• **Description of the task**:
Extract, unchanged, everything from the line containing "part-claw [56, 305, 116, 351]" down to the line containing "step-number: 12 [32, 838, 62, 863]", including both of those lines.

• **Recorded data**:
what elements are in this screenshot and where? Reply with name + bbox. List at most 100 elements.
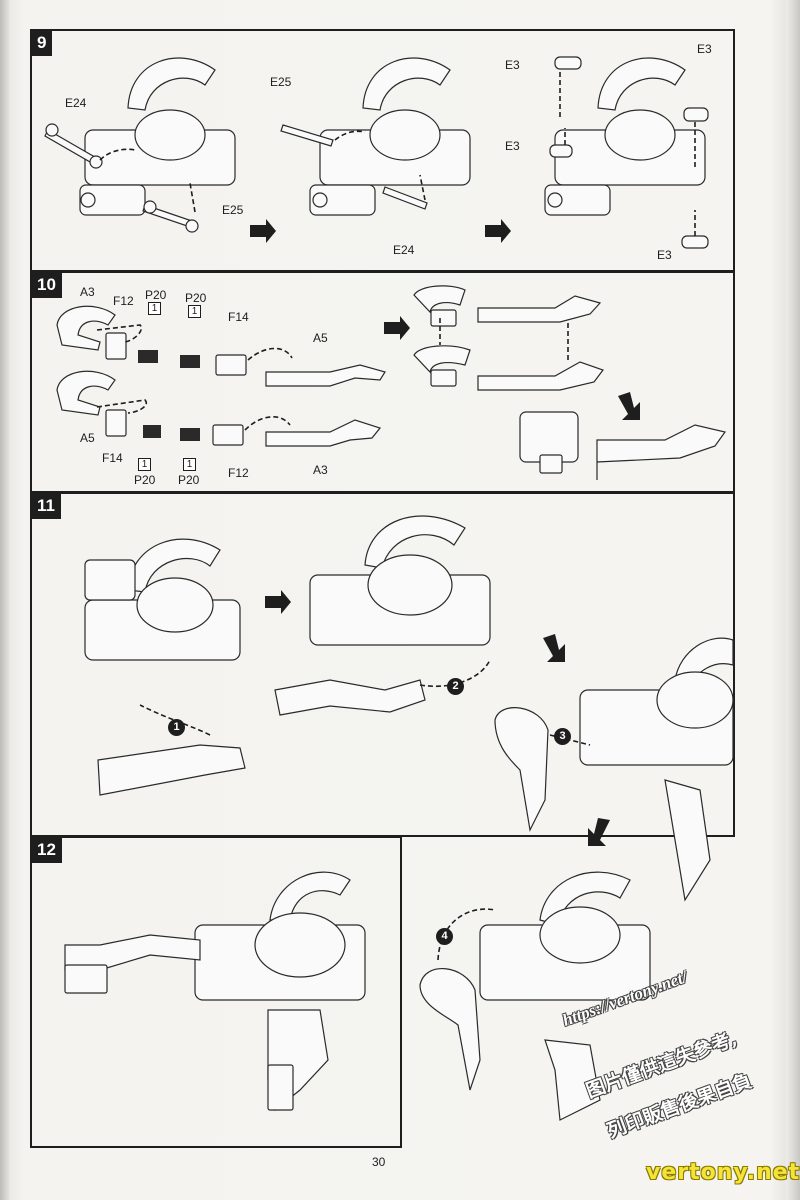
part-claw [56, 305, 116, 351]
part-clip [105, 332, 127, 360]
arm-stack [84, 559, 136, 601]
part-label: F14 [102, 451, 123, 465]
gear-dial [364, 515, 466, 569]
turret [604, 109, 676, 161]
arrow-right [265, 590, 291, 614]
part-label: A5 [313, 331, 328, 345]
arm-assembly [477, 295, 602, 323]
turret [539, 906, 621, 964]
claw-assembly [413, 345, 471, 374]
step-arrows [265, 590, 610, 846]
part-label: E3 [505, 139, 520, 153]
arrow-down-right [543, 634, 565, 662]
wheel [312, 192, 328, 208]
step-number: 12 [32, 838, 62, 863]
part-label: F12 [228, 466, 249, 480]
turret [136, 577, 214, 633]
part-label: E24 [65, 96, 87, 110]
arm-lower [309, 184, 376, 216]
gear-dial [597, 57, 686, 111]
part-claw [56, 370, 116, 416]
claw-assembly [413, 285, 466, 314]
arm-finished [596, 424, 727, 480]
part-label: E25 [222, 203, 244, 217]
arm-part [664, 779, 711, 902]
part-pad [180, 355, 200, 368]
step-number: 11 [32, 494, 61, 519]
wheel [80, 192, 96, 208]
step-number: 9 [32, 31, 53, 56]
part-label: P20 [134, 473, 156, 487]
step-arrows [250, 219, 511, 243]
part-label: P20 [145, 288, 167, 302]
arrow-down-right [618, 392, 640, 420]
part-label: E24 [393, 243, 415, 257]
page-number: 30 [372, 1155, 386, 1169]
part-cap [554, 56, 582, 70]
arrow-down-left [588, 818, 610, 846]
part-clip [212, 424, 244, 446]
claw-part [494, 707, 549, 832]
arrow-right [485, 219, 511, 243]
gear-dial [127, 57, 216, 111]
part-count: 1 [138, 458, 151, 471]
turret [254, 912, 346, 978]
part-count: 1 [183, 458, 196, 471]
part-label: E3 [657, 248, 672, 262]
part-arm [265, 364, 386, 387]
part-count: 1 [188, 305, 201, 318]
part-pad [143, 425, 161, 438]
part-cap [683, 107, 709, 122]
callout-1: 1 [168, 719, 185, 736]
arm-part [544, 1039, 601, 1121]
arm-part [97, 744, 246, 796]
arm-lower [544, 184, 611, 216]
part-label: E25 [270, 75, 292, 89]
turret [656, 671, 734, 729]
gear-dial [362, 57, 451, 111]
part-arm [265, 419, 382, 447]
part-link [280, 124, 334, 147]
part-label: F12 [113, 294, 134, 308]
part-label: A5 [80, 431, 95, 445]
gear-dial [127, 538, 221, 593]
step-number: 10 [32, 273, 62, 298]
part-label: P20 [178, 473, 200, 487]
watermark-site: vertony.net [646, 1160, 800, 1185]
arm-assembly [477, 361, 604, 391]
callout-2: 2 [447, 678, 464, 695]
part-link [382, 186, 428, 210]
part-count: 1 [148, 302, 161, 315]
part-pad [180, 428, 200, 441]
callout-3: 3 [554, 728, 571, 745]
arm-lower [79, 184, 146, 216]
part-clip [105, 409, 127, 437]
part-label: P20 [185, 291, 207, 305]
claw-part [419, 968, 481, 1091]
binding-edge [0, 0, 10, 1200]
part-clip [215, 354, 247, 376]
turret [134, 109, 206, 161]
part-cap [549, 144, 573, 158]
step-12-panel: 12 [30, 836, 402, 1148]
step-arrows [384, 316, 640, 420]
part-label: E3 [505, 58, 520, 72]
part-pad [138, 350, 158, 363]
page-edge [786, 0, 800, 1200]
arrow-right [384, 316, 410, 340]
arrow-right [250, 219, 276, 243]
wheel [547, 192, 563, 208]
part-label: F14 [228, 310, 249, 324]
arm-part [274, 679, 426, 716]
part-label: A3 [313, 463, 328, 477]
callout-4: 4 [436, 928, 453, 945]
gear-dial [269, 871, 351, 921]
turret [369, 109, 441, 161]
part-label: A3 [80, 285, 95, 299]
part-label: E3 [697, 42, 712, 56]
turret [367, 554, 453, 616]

• **Output of the task**:
part-claw [56, 305, 116, 351]
part-clip [105, 332, 127, 360]
arm-stack [84, 559, 136, 601]
part-label: F14 [102, 451, 123, 465]
gear-dial [364, 515, 466, 569]
turret [604, 109, 676, 161]
arrow-right [265, 590, 291, 614]
part-label: A5 [313, 331, 328, 345]
arm-assembly [477, 295, 602, 323]
turret [539, 906, 621, 964]
claw-assembly [413, 345, 471, 374]
step-arrows [265, 590, 610, 846]
part-label: E3 [505, 139, 520, 153]
arrow-down-right [543, 634, 565, 662]
wheel [312, 192, 328, 208]
step-number: 12 [32, 838, 62, 863]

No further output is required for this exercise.